## SHORT TASK
Find the string "color" in the records. Copy every line it appears in.
########################################
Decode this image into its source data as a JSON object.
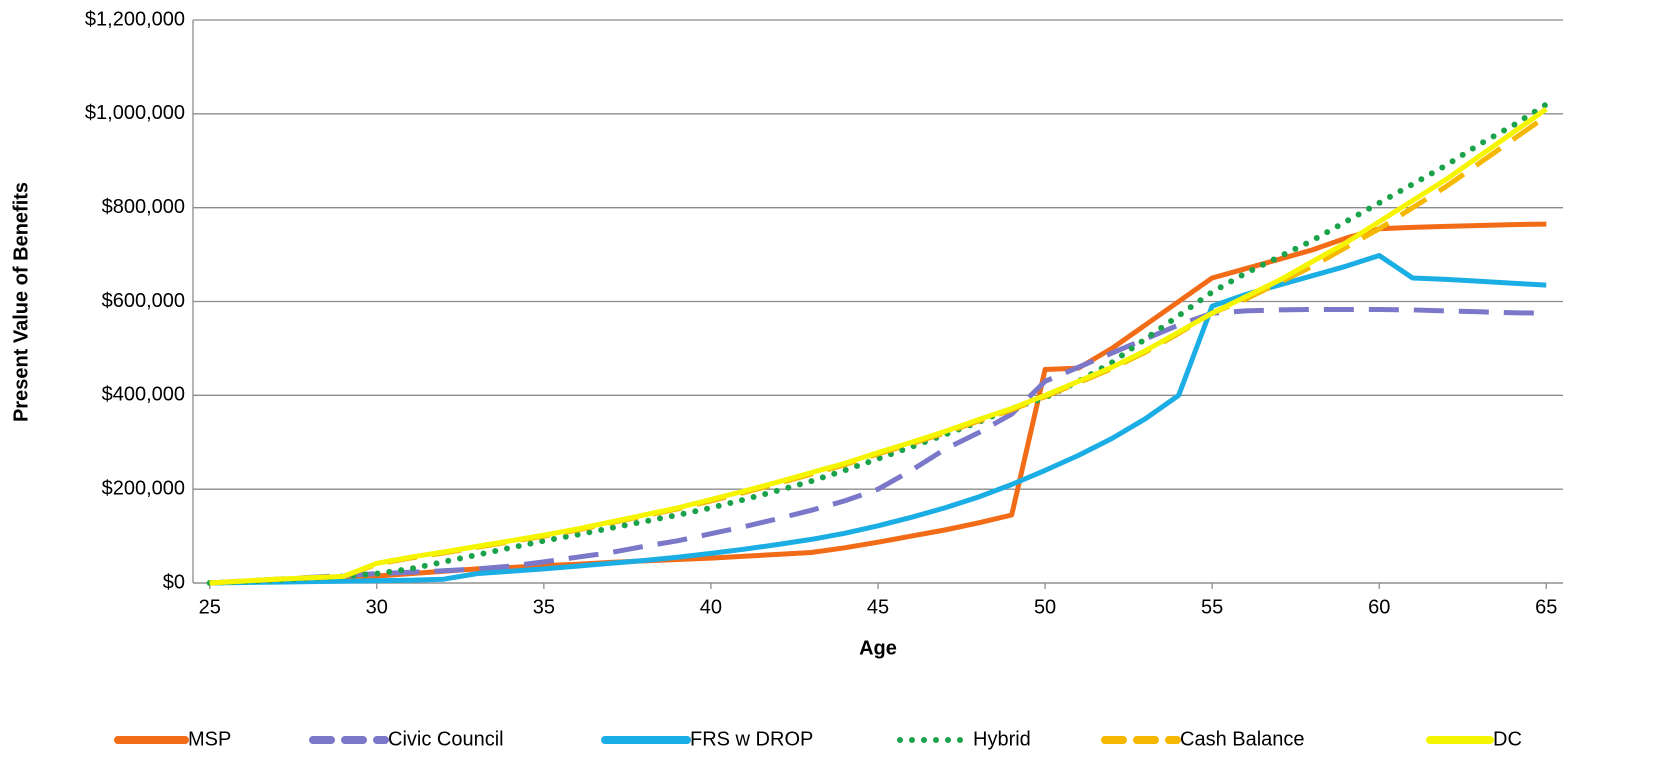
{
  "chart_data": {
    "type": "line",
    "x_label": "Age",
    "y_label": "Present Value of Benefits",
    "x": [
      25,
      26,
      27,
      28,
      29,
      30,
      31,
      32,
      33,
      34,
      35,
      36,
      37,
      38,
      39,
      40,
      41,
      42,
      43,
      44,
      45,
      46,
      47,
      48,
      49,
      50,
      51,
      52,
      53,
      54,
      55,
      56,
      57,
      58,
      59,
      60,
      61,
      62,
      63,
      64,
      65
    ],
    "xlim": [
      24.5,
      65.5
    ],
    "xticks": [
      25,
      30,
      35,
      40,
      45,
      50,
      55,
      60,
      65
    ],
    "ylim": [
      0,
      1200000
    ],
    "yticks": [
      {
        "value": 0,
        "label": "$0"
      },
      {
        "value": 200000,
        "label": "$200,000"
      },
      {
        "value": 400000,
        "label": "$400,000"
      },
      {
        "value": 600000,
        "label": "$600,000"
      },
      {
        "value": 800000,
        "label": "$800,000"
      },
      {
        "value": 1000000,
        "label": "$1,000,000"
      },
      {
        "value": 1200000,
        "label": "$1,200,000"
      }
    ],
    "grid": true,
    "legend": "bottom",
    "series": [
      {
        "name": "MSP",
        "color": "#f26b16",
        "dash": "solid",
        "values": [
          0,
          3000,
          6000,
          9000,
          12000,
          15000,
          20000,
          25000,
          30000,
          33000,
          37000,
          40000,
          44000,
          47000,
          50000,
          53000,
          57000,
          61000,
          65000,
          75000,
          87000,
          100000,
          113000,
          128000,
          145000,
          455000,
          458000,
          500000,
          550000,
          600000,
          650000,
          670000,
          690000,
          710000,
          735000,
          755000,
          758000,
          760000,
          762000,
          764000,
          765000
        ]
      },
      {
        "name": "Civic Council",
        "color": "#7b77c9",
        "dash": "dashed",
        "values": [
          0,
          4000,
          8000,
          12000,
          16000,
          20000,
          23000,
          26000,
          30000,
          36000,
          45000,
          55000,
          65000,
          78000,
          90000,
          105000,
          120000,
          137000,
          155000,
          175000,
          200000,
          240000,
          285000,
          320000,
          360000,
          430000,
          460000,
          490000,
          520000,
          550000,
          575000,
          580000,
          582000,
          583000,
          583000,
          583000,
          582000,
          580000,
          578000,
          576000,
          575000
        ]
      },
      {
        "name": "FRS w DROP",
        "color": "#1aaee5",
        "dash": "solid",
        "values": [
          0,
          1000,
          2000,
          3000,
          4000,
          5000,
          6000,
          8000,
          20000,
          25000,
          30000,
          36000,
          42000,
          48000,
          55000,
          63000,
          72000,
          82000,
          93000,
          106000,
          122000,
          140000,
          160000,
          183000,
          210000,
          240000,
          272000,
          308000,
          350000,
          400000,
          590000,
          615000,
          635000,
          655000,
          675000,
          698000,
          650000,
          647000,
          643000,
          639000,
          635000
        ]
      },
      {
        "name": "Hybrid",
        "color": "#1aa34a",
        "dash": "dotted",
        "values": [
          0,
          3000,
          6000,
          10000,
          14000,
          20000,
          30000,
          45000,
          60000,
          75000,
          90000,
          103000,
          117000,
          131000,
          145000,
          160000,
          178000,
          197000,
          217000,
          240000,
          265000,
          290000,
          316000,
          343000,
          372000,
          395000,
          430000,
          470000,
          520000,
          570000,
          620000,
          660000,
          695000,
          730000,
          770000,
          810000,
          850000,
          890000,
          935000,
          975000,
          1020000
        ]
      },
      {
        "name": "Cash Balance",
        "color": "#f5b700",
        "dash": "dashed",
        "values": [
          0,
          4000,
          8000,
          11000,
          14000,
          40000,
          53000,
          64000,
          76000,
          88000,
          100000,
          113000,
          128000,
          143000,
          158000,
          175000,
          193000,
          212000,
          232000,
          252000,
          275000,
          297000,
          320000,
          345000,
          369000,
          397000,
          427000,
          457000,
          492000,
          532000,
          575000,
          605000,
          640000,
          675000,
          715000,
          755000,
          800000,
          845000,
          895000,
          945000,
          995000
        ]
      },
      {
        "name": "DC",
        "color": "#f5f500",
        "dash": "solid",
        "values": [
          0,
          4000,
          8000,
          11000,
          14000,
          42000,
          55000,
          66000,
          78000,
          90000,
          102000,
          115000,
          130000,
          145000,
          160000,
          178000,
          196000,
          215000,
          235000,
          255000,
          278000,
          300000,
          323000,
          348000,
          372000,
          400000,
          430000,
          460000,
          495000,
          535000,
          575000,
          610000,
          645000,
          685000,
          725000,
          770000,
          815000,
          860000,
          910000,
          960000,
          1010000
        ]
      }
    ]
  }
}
########################################
## RESULT OF THIS TASK
        "color": "#f26b16",
        "color": "#7b77c9",
        "color": "#1aaee5",
        "color": "#1aa34a",
        "color": "#f5b700",
        "color": "#f5f500",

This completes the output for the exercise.